### Work instructions
Which lines of the entries contain the word "months"? Please list them.

### Extracted material
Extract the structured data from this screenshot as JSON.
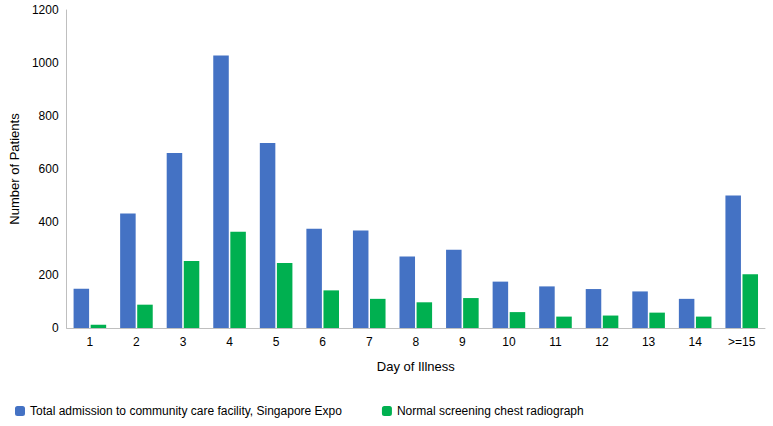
{
  "chart_data": {
    "type": "bar",
    "x_label": "Day of Illness",
    "y_label": "Number of Patients",
    "categories": [
      "1",
      "2",
      "3",
      "4",
      "5",
      "6",
      "7",
      "8",
      "9",
      "10",
      "11",
      "12",
      "13",
      "14",
      ">=15"
    ],
    "series": [
      {
        "name": "Total admission to community care facility, Singapore Expo",
        "color": "#4472c4",
        "values": [
          148,
          432,
          660,
          1028,
          698,
          375,
          368,
          270,
          295,
          175,
          157,
          147,
          138,
          110,
          500
        ]
      },
      {
        "name": "Normal screening chest radiograph",
        "color": "#00b050",
        "values": [
          12,
          88,
          253,
          363,
          245,
          142,
          110,
          97,
          113,
          60,
          43,
          47,
          58,
          43,
          203
        ]
      }
    ],
    "ylim": [
      0,
      1200
    ],
    "yticks": [
      0,
      200,
      400,
      600,
      800,
      1000,
      1200
    ],
    "grid": false,
    "legend": "bottom"
  }
}
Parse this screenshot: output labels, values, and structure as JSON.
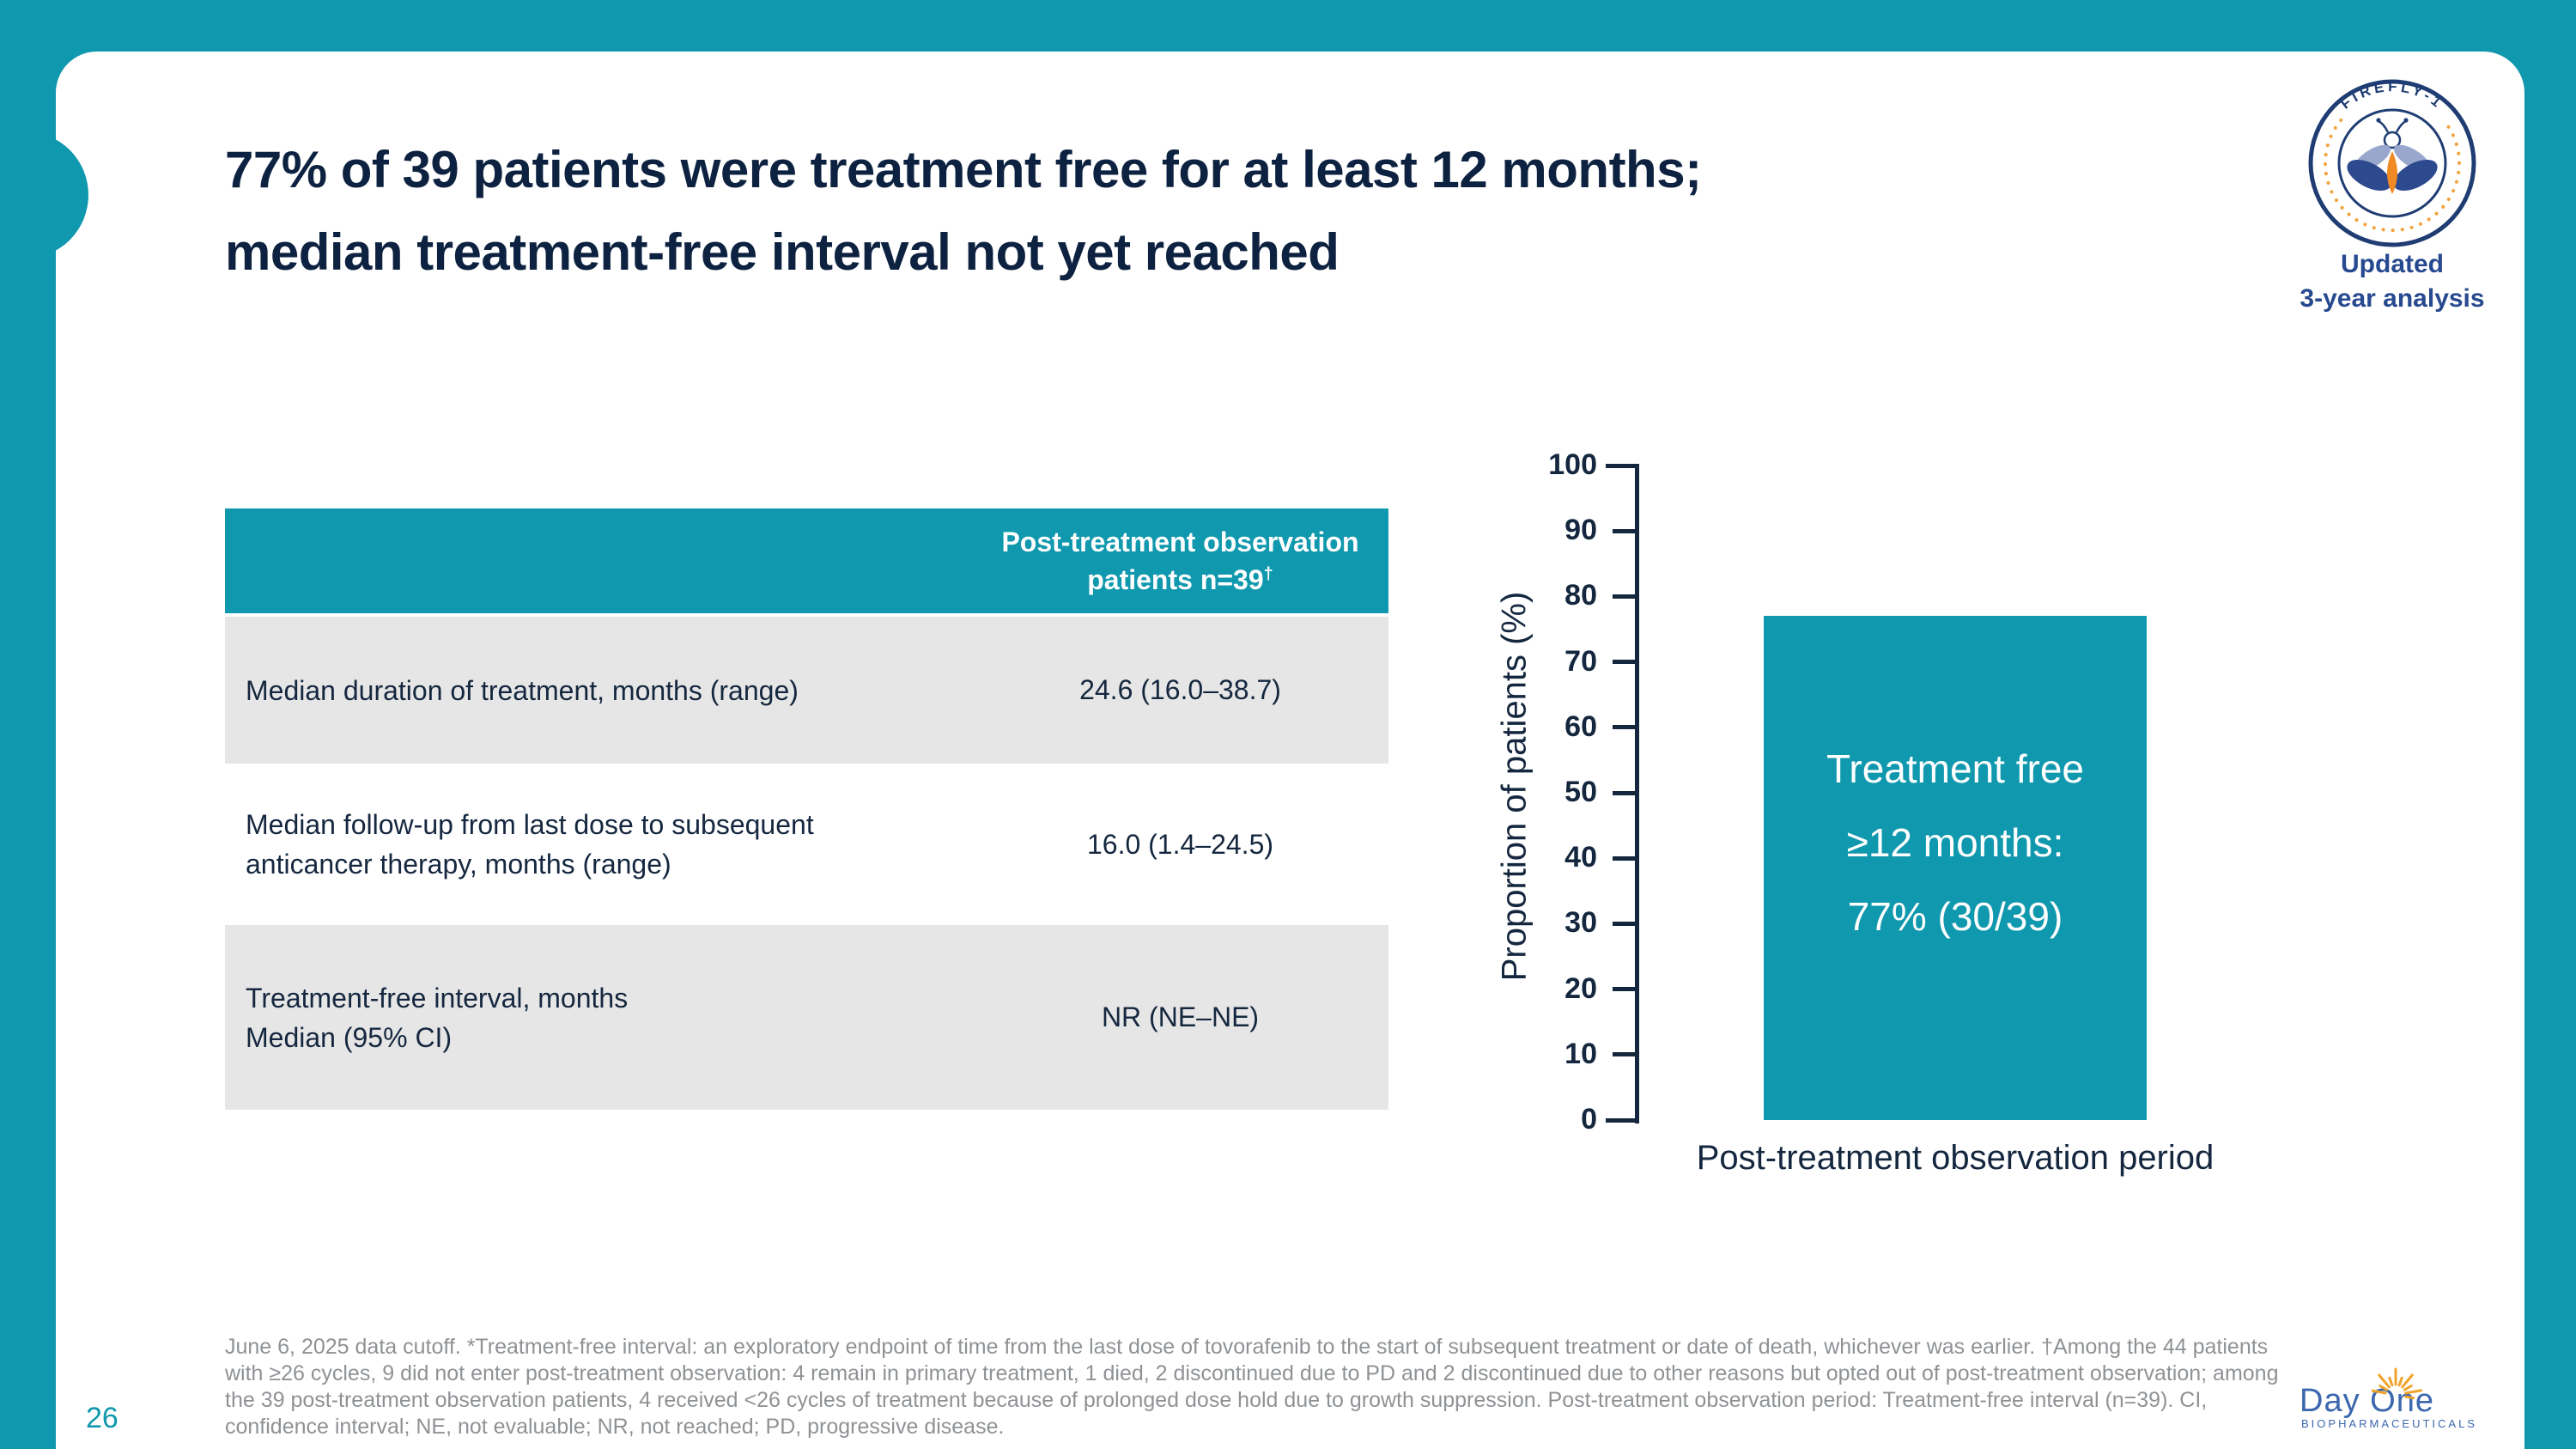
{
  "colors": {
    "teal": "#1098ae",
    "navy": "#0d2240",
    "textDark": "#15273f",
    "rowGray": "#e6e6e6",
    "footnoteGray": "#8f9295",
    "badgeNavy": "#1f3d73",
    "badgeBlue": "#27498f",
    "orange": "#f2a33c",
    "dayoneBlue": "#3b67ae"
  },
  "header": {
    "title_line1": "77% of 39 patients were treatment free for at least 12 months;",
    "title_line2": "median treatment-free interval not yet reached"
  },
  "badge": {
    "arc_text": "FIREFLY-1",
    "caption_line1": "Updated",
    "caption_line2": "3-year analysis"
  },
  "table": {
    "header_line1": "Post-treatment observation",
    "header_line2": "patients n=39",
    "header_sup": "†",
    "rows": [
      {
        "label": "Median duration of treatment, months (range)",
        "value": "24.6 (16.0–38.7)"
      },
      {
        "label": "Median follow-up from last dose to subsequent anticancer therapy, months (range)",
        "value": "16.0 (1.4–24.5)"
      },
      {
        "label": "Treatment-free interval, months\nMedian (95% CI)",
        "value": "NR (NE–NE)"
      }
    ]
  },
  "chart_data": {
    "type": "bar",
    "title": "",
    "categories": [
      "Post-treatment observation period"
    ],
    "values": [
      77
    ],
    "bar_label": "Treatment free\n≥12 months:\n77% (30/39)",
    "xlabel": "Post-treatment observation period",
    "ylabel": "Proportion of patients (%)",
    "ylim": [
      0,
      100
    ],
    "yticks": [
      0,
      10,
      20,
      30,
      40,
      50,
      60,
      70,
      80,
      90,
      100
    ],
    "grid": false,
    "legend": false,
    "bar_color": "#1098ae",
    "bar_label_color": "#ffffff",
    "annotation": "77% (30/39) treatment free ≥12 months"
  },
  "footer": {
    "page_number": "26",
    "footnote": "June 6, 2025 data cutoff. *Treatment-free interval: an exploratory endpoint of time from the last dose of tovorafenib to the start of subsequent treatment or date of death, whichever was earlier. †Among the 44 patients with ≥26 cycles, 9 did not enter post-treatment observation: 4 remain in primary treatment, 1 died, 2 discontinued due to PD and 2 discontinued due to other reasons but opted out of post-treatment observation; among the 39 post-treatment observation patients, 4 received <26 cycles of treatment because of prolonged dose hold due to growth suppression. Post-treatment observation period: Treatment-free interval (n=39). CI, confidence interval; NE, not evaluable; NR, not reached; PD, progressive disease.",
    "logo_name": "Day One",
    "logo_sub": "BIOPHARMACEUTICALS"
  }
}
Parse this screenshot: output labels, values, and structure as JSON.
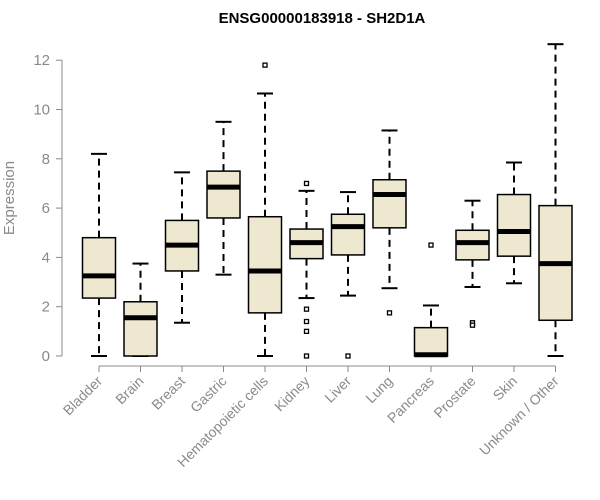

### Your solution
    "title_line1": "77% of 39 patients were treatment free for at least 12 months;",
        "label": "Median duration of treatment, months (range)",
        "label": "Median follow-up from last dose to subsequent anticancer therapy, months (range)",
        "label": "Treatment-free interval, months\nMedian (95% CI)",
    "bar_label": "Treatment free\n≥12 months:\n77% (30/39)",
    "annotation": "77% (30/39) treatment free ≥12 months"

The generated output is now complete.